◆ **Layout annotation data**:
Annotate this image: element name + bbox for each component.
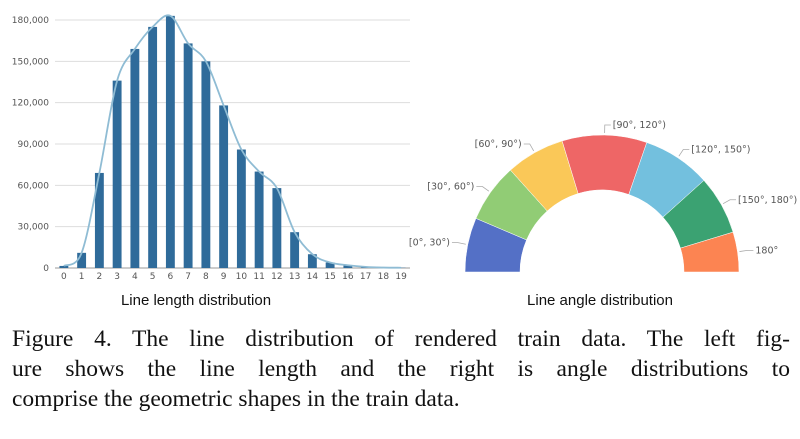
bar	[290, 232, 300, 268]
bar	[59, 265, 69, 268]
line-angle-chart: [0°, 30°) [30°, 60°) [60°, 90°) [90°, 120°)…	[409, 120, 797, 273]
x-tick-label: 18	[378, 272, 390, 282]
line-angle-chart-title: Line angle distribution	[527, 292, 673, 309]
angle-segment-label: [150°, 180°)	[738, 195, 797, 206]
caption-line: ure shows the line length and the right …	[12, 356, 790, 382]
bar	[236, 149, 246, 268]
y-tick-label: 180,000	[12, 16, 49, 26]
trend-line	[63, 14, 402, 269]
bar	[165, 15, 175, 268]
y-tick-label: 90,000	[18, 140, 50, 150]
label-leader	[739, 249, 754, 252]
x-tick-label: 16	[342, 272, 354, 282]
line-length-chart-title: Line length distribution	[121, 292, 271, 309]
bar	[148, 26, 158, 269]
y-tick-label: 0	[43, 264, 49, 274]
x-tick-label: 0	[61, 272, 67, 282]
bar	[325, 262, 335, 268]
x-tick-label: 4	[132, 272, 138, 282]
label-leader	[678, 149, 690, 157]
bar	[201, 61, 211, 269]
x-tick-label: 17	[360, 272, 371, 282]
bar	[77, 252, 87, 268]
angle-segment-label: [90°, 120°)	[613, 120, 666, 131]
bar	[254, 171, 264, 268]
x-tick-label: 12	[271, 272, 282, 282]
line-length-chart: 0 30,000 60,000 90,000 120,000 150,000 180,000…	[12, 14, 410, 282]
x-tick-label: 6	[168, 272, 174, 282]
x-tick-label: 11	[253, 272, 264, 282]
x-tick-label: 8	[203, 272, 209, 282]
x-tick-label: 3	[114, 272, 120, 282]
x-tick-label: 15	[324, 272, 335, 282]
bar	[272, 188, 282, 268]
x-tick-label: 1	[79, 272, 85, 282]
x-tick-label: 9	[221, 272, 227, 282]
y-tick-label: 60,000	[18, 181, 50, 191]
x-tick-label: 10	[236, 272, 248, 282]
caption-line: comprise the geometric shapes in the tra…	[12, 386, 460, 412]
bar	[112, 80, 122, 268]
x-tick-label: 5	[150, 272, 156, 282]
angle-segment-label: [120°, 150°)	[691, 145, 750, 156]
figure-charts: 0 30,000 60,000 90,000 120,000 150,000 180,000…	[12, 14, 797, 309]
angle-segment	[680, 231, 740, 273]
x-tick-label: 19	[395, 272, 407, 282]
bar	[343, 265, 353, 268]
bar	[130, 48, 140, 268]
label-leader	[451, 242, 466, 245]
angle-segment-label: 180°	[755, 245, 778, 256]
caption-line: Figure 4. The line distribution of rende…	[12, 326, 790, 352]
x-tick-label: 13	[289, 272, 300, 282]
bar	[307, 254, 317, 268]
angle-segment-label: [60°, 90°)	[475, 139, 522, 150]
label-leader	[604, 124, 611, 134]
label-leader	[476, 186, 490, 192]
label-leader	[523, 143, 535, 152]
bar	[219, 105, 229, 268]
angle-segment-label: [30°, 60°)	[427, 182, 474, 193]
x-tick-label: 14	[307, 272, 319, 282]
bar	[94, 172, 104, 268]
x-tick-label: 2	[97, 272, 103, 282]
bar	[183, 43, 193, 268]
y-tick-label: 150,000	[12, 57, 49, 67]
y-tick-label: 30,000	[18, 223, 50, 233]
figure-caption: Figure 4. The line distribution of rende…	[12, 324, 790, 414]
y-tick-label: 120,000	[12, 99, 49, 109]
label-leader	[722, 199, 737, 205]
angle-segment-label: [0°, 30°)	[409, 238, 450, 249]
x-tick-label: 7	[185, 272, 191, 282]
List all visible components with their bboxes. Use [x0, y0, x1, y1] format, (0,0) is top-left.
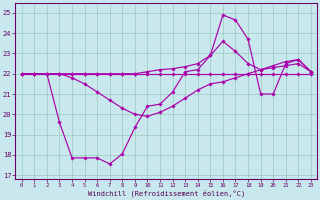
X-axis label: Windchill (Refroidissement éolien,°C): Windchill (Refroidissement éolien,°C) — [88, 190, 245, 197]
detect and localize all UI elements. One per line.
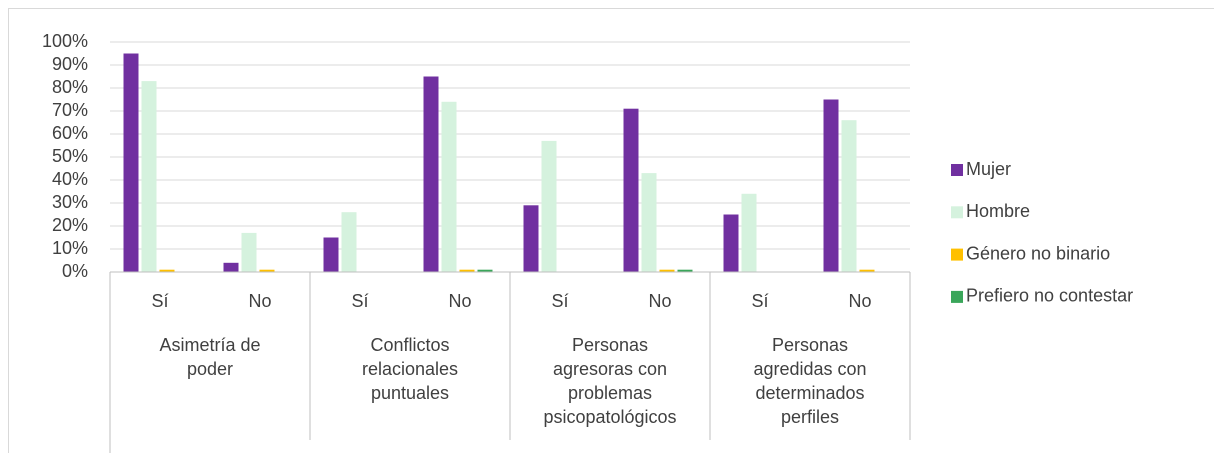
x-tick-label: No	[448, 291, 471, 311]
bar	[323, 237, 339, 272]
y-tick-label: 60%	[52, 123, 88, 143]
y-tick-label: 100%	[42, 31, 88, 51]
bar	[423, 76, 439, 272]
group-label: agredidas con	[753, 359, 866, 379]
bar	[841, 120, 857, 272]
y-tick-label: 50%	[52, 146, 88, 166]
legend-swatch	[951, 164, 963, 176]
y-tick-label: 10%	[52, 238, 88, 258]
legend-swatch	[951, 248, 963, 261]
group-label: poder	[187, 359, 233, 379]
x-tick-label: No	[848, 291, 871, 311]
group-label: psicopatológicos	[543, 407, 676, 427]
group-label: relacionales	[362, 359, 458, 379]
legend-label: Género no binario	[966, 243, 1110, 263]
x-tick-label: Sí	[751, 291, 768, 311]
bar	[723, 214, 739, 272]
chart-border	[8, 8, 1214, 453]
bar	[259, 269, 275, 272]
x-tick-label: No	[248, 291, 271, 311]
y-tick-label: 80%	[52, 77, 88, 97]
group-label: perfiles	[781, 407, 839, 427]
x-tick-label: Sí	[351, 291, 368, 311]
bar	[123, 53, 139, 272]
bar	[541, 140, 557, 272]
bar	[441, 101, 457, 272]
y-tick-label: 30%	[52, 192, 88, 212]
bar	[459, 269, 475, 272]
y-tick-label: 70%	[52, 100, 88, 120]
bar	[141, 81, 157, 272]
bar	[341, 212, 357, 272]
bar	[641, 173, 657, 272]
bar	[223, 262, 239, 272]
group-label: puntuales	[371, 383, 449, 403]
x-tick-label: No	[648, 291, 671, 311]
bar	[159, 269, 175, 272]
y-tick-label: 20%	[52, 215, 88, 235]
group-label: Conflictos	[370, 335, 449, 355]
bar	[677, 269, 693, 272]
bar	[823, 99, 839, 272]
legend-swatch	[951, 206, 963, 219]
legend-label: Prefiero no contestar	[966, 286, 1133, 306]
group-label: Personas	[772, 335, 848, 355]
group-label: problemas	[568, 383, 652, 403]
bar	[523, 205, 539, 272]
y-tick-label: 40%	[52, 169, 88, 189]
group-label: Asimetría de	[159, 335, 260, 355]
legend-swatch	[951, 290, 963, 303]
legend-label: Hombre	[966, 201, 1030, 221]
bar	[659, 269, 675, 272]
x-tick-label: Sí	[551, 291, 568, 311]
bar	[741, 193, 757, 272]
group-label: Personas	[572, 335, 648, 355]
y-tick-label: 0%	[62, 261, 88, 281]
y-tick-label: 90%	[52, 54, 88, 74]
legend-label: Mujer	[966, 159, 1011, 179]
bar	[623, 108, 639, 272]
x-tick-label: Sí	[151, 291, 168, 311]
bar	[241, 232, 257, 272]
bar	[859, 269, 875, 272]
bar	[477, 269, 493, 272]
group-label: agresoras con	[553, 359, 667, 379]
group-label: determinados	[755, 383, 864, 403]
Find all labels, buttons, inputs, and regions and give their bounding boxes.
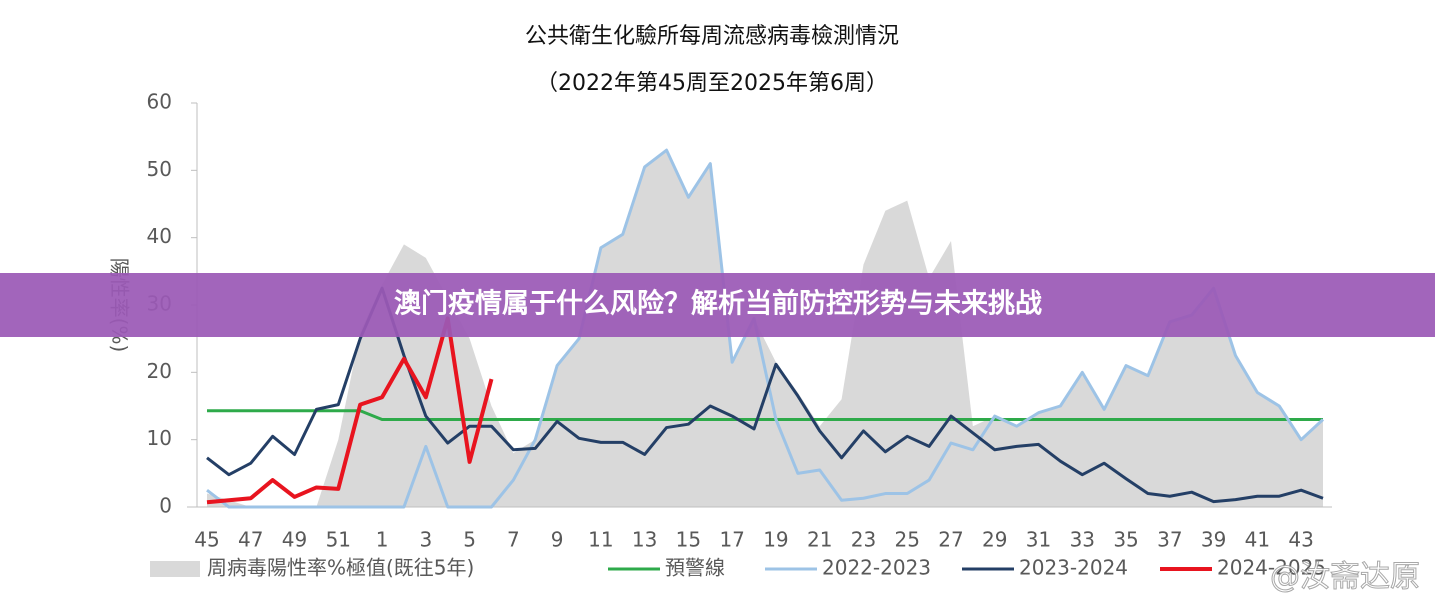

◆ **Challenge**: Gather each line from the entries above that contains the word "their". Case matters.

◆ **Exercise result**:
List all visible components with their bboxes. Use [x0, y0, x1, y1] format, (0,0) is top-left.
Find all labels, buttons, inputs, and regions and give their bounding boxes.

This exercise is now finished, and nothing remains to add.